### Written exercise
Check every line below for the word "JSON" and copy each one that has it.

### Supplied data
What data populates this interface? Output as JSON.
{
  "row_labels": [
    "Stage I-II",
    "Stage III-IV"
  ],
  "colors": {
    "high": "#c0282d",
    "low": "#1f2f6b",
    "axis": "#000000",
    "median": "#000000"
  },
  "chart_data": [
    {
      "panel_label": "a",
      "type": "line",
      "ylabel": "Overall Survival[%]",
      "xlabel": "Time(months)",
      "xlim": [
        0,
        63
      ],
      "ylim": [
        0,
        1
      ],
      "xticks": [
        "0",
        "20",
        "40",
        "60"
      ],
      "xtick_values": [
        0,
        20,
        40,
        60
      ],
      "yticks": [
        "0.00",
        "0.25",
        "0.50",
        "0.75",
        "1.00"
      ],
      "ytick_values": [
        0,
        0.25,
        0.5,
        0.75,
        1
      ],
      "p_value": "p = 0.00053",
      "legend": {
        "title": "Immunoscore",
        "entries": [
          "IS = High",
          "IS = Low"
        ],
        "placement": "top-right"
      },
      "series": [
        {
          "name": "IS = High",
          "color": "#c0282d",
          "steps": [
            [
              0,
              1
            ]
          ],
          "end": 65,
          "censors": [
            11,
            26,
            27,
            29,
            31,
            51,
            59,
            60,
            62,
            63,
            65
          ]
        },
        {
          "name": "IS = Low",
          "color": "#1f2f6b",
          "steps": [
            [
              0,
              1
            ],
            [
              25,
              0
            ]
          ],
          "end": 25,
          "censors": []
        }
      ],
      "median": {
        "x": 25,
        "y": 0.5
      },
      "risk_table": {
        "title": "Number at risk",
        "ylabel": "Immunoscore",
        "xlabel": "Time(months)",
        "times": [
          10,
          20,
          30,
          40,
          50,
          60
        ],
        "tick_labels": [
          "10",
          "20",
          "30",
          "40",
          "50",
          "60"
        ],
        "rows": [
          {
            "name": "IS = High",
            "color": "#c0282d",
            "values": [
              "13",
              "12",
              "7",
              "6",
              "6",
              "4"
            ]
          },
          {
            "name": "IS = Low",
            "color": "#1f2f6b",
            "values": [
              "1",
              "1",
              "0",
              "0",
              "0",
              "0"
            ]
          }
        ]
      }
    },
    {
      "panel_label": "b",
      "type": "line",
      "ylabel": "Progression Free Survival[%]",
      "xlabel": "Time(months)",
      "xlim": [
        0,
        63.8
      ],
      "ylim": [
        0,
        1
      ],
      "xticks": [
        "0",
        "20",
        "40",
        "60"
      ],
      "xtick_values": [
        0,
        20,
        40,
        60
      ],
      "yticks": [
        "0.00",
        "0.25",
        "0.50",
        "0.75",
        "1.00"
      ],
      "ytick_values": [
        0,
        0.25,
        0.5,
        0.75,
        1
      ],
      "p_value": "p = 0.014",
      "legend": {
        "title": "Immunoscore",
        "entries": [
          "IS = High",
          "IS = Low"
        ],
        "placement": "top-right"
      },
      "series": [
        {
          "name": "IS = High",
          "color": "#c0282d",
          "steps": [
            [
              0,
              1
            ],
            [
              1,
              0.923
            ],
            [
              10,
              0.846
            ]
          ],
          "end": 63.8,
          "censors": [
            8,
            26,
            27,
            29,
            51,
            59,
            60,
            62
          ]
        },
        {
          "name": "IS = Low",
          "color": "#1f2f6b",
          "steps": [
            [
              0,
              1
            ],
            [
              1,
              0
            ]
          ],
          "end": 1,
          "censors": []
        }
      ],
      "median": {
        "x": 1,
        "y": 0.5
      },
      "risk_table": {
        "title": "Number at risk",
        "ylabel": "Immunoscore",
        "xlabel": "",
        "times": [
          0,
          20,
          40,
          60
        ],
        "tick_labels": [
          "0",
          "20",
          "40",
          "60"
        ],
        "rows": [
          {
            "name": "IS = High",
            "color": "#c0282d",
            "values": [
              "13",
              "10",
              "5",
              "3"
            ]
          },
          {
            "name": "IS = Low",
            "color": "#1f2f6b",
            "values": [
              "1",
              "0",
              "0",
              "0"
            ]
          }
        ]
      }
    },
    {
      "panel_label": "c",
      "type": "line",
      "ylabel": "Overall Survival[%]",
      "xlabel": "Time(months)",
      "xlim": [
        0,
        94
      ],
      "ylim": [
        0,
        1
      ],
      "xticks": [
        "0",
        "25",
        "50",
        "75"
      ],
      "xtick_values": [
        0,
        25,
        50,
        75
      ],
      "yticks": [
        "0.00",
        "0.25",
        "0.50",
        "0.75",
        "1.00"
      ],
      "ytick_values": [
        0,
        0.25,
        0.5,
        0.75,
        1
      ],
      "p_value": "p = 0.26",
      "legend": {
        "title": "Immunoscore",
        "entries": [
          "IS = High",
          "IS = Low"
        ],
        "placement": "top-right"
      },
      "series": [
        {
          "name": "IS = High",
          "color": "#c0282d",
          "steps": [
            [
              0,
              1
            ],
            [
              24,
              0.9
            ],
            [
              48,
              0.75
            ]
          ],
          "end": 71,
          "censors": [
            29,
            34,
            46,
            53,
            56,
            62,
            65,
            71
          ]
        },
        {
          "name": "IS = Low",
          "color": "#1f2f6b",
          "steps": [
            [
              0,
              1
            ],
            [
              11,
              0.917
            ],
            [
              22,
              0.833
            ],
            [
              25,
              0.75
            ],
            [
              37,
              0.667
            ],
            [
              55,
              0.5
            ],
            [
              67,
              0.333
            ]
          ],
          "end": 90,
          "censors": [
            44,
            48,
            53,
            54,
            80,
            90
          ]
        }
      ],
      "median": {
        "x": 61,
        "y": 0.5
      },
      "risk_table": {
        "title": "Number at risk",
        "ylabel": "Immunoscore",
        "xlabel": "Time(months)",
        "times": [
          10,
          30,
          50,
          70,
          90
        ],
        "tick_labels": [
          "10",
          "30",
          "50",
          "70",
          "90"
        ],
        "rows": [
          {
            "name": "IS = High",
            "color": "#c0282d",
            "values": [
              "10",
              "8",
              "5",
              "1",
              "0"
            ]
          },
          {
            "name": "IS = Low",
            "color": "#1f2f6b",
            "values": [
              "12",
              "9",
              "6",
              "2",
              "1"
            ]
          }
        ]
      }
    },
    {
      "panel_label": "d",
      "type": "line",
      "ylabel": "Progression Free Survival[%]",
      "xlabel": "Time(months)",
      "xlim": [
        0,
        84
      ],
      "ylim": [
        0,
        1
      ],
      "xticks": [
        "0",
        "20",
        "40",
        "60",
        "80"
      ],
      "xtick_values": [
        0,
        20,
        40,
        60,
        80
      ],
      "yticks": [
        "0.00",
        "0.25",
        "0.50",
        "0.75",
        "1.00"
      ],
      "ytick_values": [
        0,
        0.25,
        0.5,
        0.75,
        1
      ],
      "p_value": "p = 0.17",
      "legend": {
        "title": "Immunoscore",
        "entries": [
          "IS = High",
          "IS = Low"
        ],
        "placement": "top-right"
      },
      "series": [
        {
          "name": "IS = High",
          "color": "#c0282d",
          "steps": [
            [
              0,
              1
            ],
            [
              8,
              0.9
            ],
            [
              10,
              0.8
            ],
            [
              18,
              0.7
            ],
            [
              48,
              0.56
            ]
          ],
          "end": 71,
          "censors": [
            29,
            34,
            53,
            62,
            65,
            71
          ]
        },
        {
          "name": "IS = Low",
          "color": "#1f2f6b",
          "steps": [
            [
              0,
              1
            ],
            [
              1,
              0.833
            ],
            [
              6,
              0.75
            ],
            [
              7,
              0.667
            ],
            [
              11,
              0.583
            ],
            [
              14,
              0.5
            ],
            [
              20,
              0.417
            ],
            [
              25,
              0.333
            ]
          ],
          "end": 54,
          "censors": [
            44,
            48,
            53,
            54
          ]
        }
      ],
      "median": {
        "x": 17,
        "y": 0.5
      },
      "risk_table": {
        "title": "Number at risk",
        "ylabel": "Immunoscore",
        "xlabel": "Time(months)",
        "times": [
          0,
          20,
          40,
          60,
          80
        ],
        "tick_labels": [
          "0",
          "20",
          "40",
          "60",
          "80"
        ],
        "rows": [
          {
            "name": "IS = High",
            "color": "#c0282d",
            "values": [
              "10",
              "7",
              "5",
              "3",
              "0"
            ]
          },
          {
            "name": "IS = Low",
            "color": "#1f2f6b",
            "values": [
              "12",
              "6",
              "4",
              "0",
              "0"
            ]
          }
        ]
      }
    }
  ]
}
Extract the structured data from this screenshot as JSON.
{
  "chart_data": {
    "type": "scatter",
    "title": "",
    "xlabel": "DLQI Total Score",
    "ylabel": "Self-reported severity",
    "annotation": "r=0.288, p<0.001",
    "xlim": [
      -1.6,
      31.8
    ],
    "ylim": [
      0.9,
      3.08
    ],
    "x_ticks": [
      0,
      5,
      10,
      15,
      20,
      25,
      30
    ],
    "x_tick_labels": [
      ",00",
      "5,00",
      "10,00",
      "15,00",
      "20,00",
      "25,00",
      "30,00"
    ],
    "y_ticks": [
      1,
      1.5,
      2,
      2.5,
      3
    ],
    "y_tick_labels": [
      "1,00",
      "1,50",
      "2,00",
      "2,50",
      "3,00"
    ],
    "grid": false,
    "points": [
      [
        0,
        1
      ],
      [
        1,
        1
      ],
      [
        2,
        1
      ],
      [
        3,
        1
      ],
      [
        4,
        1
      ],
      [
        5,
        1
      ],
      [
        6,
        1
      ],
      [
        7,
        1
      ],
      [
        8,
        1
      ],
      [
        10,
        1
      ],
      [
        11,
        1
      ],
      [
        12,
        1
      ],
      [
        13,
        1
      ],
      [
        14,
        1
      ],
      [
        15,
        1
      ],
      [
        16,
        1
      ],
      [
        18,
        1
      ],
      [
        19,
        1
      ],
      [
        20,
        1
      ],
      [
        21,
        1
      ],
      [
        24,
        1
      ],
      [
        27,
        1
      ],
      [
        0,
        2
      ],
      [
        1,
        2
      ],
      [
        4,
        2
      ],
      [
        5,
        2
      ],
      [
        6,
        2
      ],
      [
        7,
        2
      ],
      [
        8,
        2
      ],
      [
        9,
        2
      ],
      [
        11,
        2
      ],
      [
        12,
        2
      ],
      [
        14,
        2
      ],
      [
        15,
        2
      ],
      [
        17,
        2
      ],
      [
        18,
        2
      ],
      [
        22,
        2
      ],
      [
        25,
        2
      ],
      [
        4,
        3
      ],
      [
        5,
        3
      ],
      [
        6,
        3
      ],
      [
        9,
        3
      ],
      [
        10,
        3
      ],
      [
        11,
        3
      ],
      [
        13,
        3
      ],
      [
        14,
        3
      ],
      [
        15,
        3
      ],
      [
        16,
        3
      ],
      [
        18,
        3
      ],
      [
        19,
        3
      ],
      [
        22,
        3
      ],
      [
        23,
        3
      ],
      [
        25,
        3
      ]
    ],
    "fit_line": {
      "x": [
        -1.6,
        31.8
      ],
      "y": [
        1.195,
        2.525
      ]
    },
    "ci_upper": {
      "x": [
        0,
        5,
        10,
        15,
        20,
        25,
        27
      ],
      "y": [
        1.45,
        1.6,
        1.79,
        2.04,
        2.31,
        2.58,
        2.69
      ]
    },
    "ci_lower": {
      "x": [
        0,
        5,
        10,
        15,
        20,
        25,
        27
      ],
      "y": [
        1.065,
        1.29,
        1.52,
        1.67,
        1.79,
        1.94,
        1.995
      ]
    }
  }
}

### Task solution
What data populates this interface? Output as JSON.
Extract the structured data from this screenshot as JSON.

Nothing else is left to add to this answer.